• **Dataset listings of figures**
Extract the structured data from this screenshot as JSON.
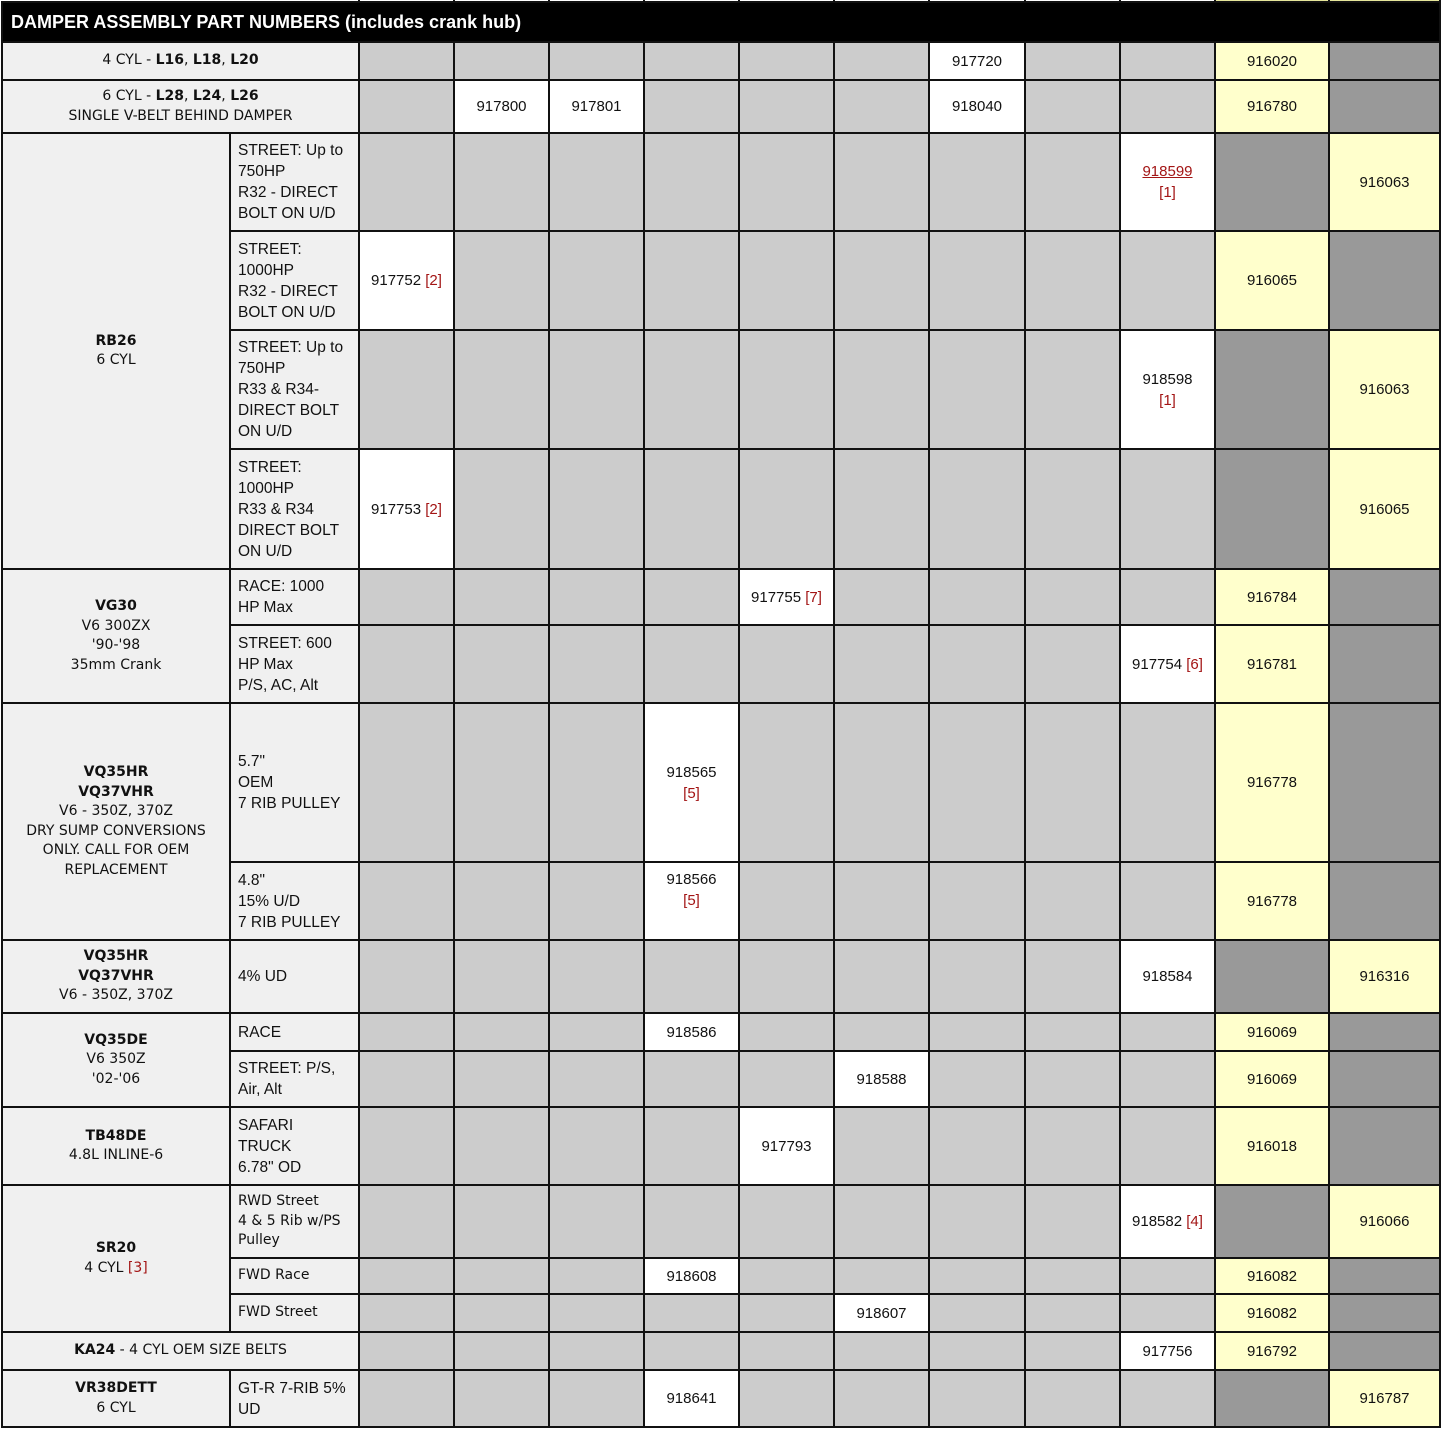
{
  "title": "DAMPER ASSEMBLY PART NUMBERS (includes crank hub)",
  "colors": {
    "header_bg": "#000000",
    "label_bg": "#f0f0f0",
    "unavailable": "#cccccc",
    "dark": "#999999",
    "available": "#ffffff",
    "highlight": "#ffffcc",
    "footnote": "#a31515"
  },
  "groups": [
    {
      "engine": [
        [
          {
            "t": "4 CYL - "
          },
          {
            "t": "L16",
            "b": true
          },
          {
            "t": ", "
          },
          {
            "t": "L18",
            "b": true
          },
          {
            "t": ", "
          },
          {
            "t": "L20",
            "b": true
          }
        ]
      ],
      "full": true,
      "rows": [
        {
          "cells": [
            "g",
            "g",
            "g",
            "g",
            "g",
            "g",
            {
              "pn": "917720",
              "c": "w"
            },
            "g",
            "g",
            {
              "pn": "916020",
              "c": "y"
            },
            "d"
          ]
        }
      ]
    },
    {
      "engine": [
        [
          {
            "t": "6 CYL - "
          },
          {
            "t": "L28",
            "b": true
          },
          {
            "t": ", "
          },
          {
            "t": "L24",
            "b": true
          },
          {
            "t": ", "
          },
          {
            "t": "L26",
            "b": true
          }
        ],
        [
          {
            "t": "SINGLE V-BELT BEHIND DAMPER"
          }
        ]
      ],
      "full": true,
      "rows": [
        {
          "cells": [
            "g",
            {
              "pn": "917800",
              "c": "w"
            },
            {
              "pn": "917801",
              "c": "w"
            },
            "g",
            "g",
            "g",
            {
              "pn": "918040",
              "c": "w"
            },
            "g",
            "g",
            {
              "pn": "916780",
              "c": "y"
            },
            "d"
          ]
        }
      ]
    },
    {
      "engine": [
        [
          {
            "t": "RB26",
            "b": true
          }
        ],
        [
          {
            "t": "6 CYL"
          }
        ]
      ],
      "rows": [
        {
          "variant": [
            "STREET: Up to",
            "750HP",
            "R32 - DIRECT",
            "BOLT ON U/D"
          ],
          "cells": [
            "g",
            "g",
            "g",
            "g",
            "g",
            "g",
            "g",
            "g",
            {
              "pn": "918599",
              "note": "[1]",
              "link": true,
              "stack": true,
              "c": "w"
            },
            "d",
            {
              "pn": "916063",
              "c": "y"
            }
          ]
        },
        {
          "variant": [
            "STREET:",
            "1000HP",
            "R32 - DIRECT",
            "BOLT ON U/D"
          ],
          "cells": [
            {
              "pn": "917752",
              "note": "[2]",
              "c": "w"
            },
            "g",
            "g",
            "g",
            "g",
            "g",
            "g",
            "g",
            "g",
            {
              "pn": "916065",
              "c": "y"
            },
            "d"
          ]
        },
        {
          "variant": [
            "STREET: Up to",
            "750HP",
            "R33 & R34-",
            "DIRECT BOLT",
            "ON U/D"
          ],
          "cells": [
            "g",
            "g",
            "g",
            "g",
            "g",
            "g",
            "g",
            "g",
            {
              "pn": "918598",
              "note": "[1]",
              "stack": true,
              "c": "w"
            },
            "d",
            {
              "pn": "916063",
              "c": "y"
            }
          ]
        },
        {
          "variant": [
            "STREET:",
            "1000HP",
            "R33 & R34",
            "DIRECT BOLT",
            "ON U/D"
          ],
          "cells": [
            {
              "pn": "917753",
              "note": "[2]",
              "c": "w"
            },
            "g",
            "g",
            "g",
            "g",
            "g",
            "g",
            "g",
            "g",
            "d",
            {
              "pn": "916065",
              "c": "y"
            }
          ]
        }
      ]
    },
    {
      "engine": [
        [
          {
            "t": "VG30",
            "b": true
          }
        ],
        [
          {
            "t": "V6 300ZX"
          }
        ],
        [
          {
            "t": "'90-'98"
          }
        ],
        [
          {
            "t": "35mm Crank"
          }
        ]
      ],
      "rows": [
        {
          "variant": [
            "RACE: 1000",
            "HP Max"
          ],
          "cells": [
            "g",
            "g",
            "g",
            "g",
            {
              "pn": "917755",
              "note": "[7]",
              "c": "w"
            },
            "g",
            "g",
            "g",
            "g",
            {
              "pn": "916784",
              "c": "y"
            },
            "d"
          ]
        },
        {
          "variant": [
            "STREET: 600",
            "HP Max",
            "P/S, AC, Alt"
          ],
          "cells": [
            "g",
            "g",
            "g",
            "g",
            "g",
            "g",
            "g",
            "g",
            {
              "pn": "917754",
              "note": "[6]",
              "c": "w"
            },
            {
              "pn": "916781",
              "c": "y"
            },
            "d"
          ]
        }
      ]
    },
    {
      "engine": [
        [
          {
            "t": "VQ35HR",
            "b": true
          }
        ],
        [
          {
            "t": "VQ37VHR",
            "b": true
          }
        ],
        [
          {
            "t": "V6 - 350Z, 370Z"
          }
        ],
        [
          {
            "t": " "
          }
        ],
        [
          {
            "t": "DRY SUMP CONVERSIONS"
          }
        ],
        [
          {
            "t": "ONLY. CALL FOR OEM"
          }
        ],
        [
          {
            "t": "REPLACEMENT"
          }
        ]
      ],
      "rows": [
        {
          "variant": [
            "5.7\"",
            "OEM",
            "7 RIB PULLEY"
          ],
          "cells": [
            "g",
            "g",
            "g",
            {
              "pn": "918565",
              "note": "[5]",
              "stack": true,
              "c": "w"
            },
            "g",
            "g",
            "g",
            "g",
            "g",
            {
              "pn": "916778",
              "c": "y"
            },
            "d"
          ]
        },
        {
          "variant": [
            "4.8\"",
            "15% U/D",
            "7 RIB PULLEY"
          ],
          "cells": [
            "g",
            "g",
            "g",
            {
              "pn": "918566",
              "note": "[5]",
              "stack": true,
              "top": true,
              "c": "w"
            },
            "g",
            "g",
            "g",
            "g",
            "g",
            {
              "pn": "916778",
              "c": "y"
            },
            "d"
          ]
        }
      ]
    },
    {
      "engine": [
        [
          {
            "t": "VQ35HR",
            "b": true
          }
        ],
        [
          {
            "t": "VQ37VHR",
            "b": true
          }
        ],
        [
          {
            "t": "V6 - 350Z, 370Z"
          }
        ]
      ],
      "rows": [
        {
          "variant": [
            "4% UD"
          ],
          "cells": [
            "g",
            "g",
            "g",
            "g",
            "g",
            "g",
            "g",
            "g",
            {
              "pn": "918584",
              "c": "w"
            },
            "d",
            {
              "pn": "916316",
              "c": "y"
            }
          ]
        }
      ]
    },
    {
      "engine": [
        [
          {
            "t": "VQ35DE",
            "b": true
          }
        ],
        [
          {
            "t": "V6 350Z"
          }
        ],
        [
          {
            "t": "'02-'06"
          }
        ]
      ],
      "rows": [
        {
          "variant": [
            "RACE"
          ],
          "cells": [
            "g",
            "g",
            "g",
            {
              "pn": "918586",
              "c": "w"
            },
            "g",
            "g",
            "g",
            "g",
            "g",
            {
              "pn": "916069",
              "c": "y"
            },
            "d"
          ]
        },
        {
          "variant": [
            "STREET: P/S,",
            "Air, Alt"
          ],
          "cells": [
            "g",
            "g",
            "g",
            "g",
            "g",
            {
              "pn": "918588",
              "c": "w"
            },
            "g",
            "g",
            "g",
            {
              "pn": "916069",
              "c": "y"
            },
            "d"
          ]
        }
      ]
    },
    {
      "engine": [
        [
          {
            "t": "TB48DE",
            "b": true
          }
        ],
        [
          {
            "t": "4.8L INLINE-6"
          }
        ]
      ],
      "rows": [
        {
          "variant": [
            "SAFARI",
            "TRUCK",
            "6.78\" OD"
          ],
          "cells": [
            "g",
            "g",
            "g",
            "g",
            {
              "pn": "917793",
              "c": "w"
            },
            "g",
            "g",
            "g",
            "g",
            {
              "pn": "916018",
              "c": "y"
            },
            "d"
          ]
        }
      ]
    },
    {
      "engine": [
        [
          {
            "t": "SR20",
            "b": true
          }
        ],
        [
          {
            "t": "4 CYL "
          },
          {
            "t": "[3]",
            "r": true
          }
        ]
      ],
      "dv": true,
      "rows": [
        {
          "variant": [
            "RWD Street",
            "4 & 5 Rib w/PS",
            "Pulley"
          ],
          "cells": [
            "g",
            "g",
            "g",
            "g",
            "g",
            "g",
            "g",
            "g",
            {
              "pn": "918582",
              "note": "[4]",
              "c": "w"
            },
            "d",
            {
              "pn": "916066",
              "c": "y"
            }
          ]
        },
        {
          "variant": [
            "FWD Race"
          ],
          "cells": [
            "g",
            "g",
            "g",
            {
              "pn": "918608",
              "c": "w"
            },
            "g",
            "g",
            "g",
            "g",
            "g",
            {
              "pn": "916082",
              "c": "y"
            },
            "d"
          ]
        },
        {
          "variant": [
            "FWD Street"
          ],
          "cells": [
            "g",
            "g",
            "g",
            "g",
            "g",
            {
              "pn": "918607",
              "c": "w"
            },
            "g",
            "g",
            "g",
            {
              "pn": "916082",
              "c": "y"
            },
            "d"
          ]
        }
      ]
    },
    {
      "engine": [
        [
          {
            "t": "KA24",
            "b": true
          },
          {
            "t": " - 4 CYL OEM SIZE BELTS"
          }
        ]
      ],
      "full": true,
      "rows": [
        {
          "cells": [
            "g",
            "g",
            "g",
            "g",
            "g",
            "g",
            "g",
            "g",
            {
              "pn": "917756",
              "c": "w"
            },
            {
              "pn": "916792",
              "c": "y"
            },
            "d"
          ]
        }
      ]
    },
    {
      "engine": [
        [
          {
            "t": "VR38DETT",
            "b": true
          }
        ],
        [
          {
            "t": "6 CYL"
          }
        ]
      ],
      "rows": [
        {
          "variant": [
            "GT-R 7-RIB 5%",
            "UD"
          ],
          "cells": [
            "g",
            "g",
            "g",
            {
              "pn": "918641",
              "c": "w"
            },
            "g",
            "g",
            "g",
            "g",
            "g",
            "d",
            {
              "pn": "916787",
              "c": "y"
            }
          ]
        }
      ]
    }
  ]
}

• **WRITTEN EXERCISE**
Return all lines of the material above in which the word "DAMPER" occurs.

• **ANSWER IN FULL**
  "title": "DAMPER ASSEMBLY PART NUMBERS (includes crank hub)",
            "t": "SINGLE V-BELT BEHIND DAMPER"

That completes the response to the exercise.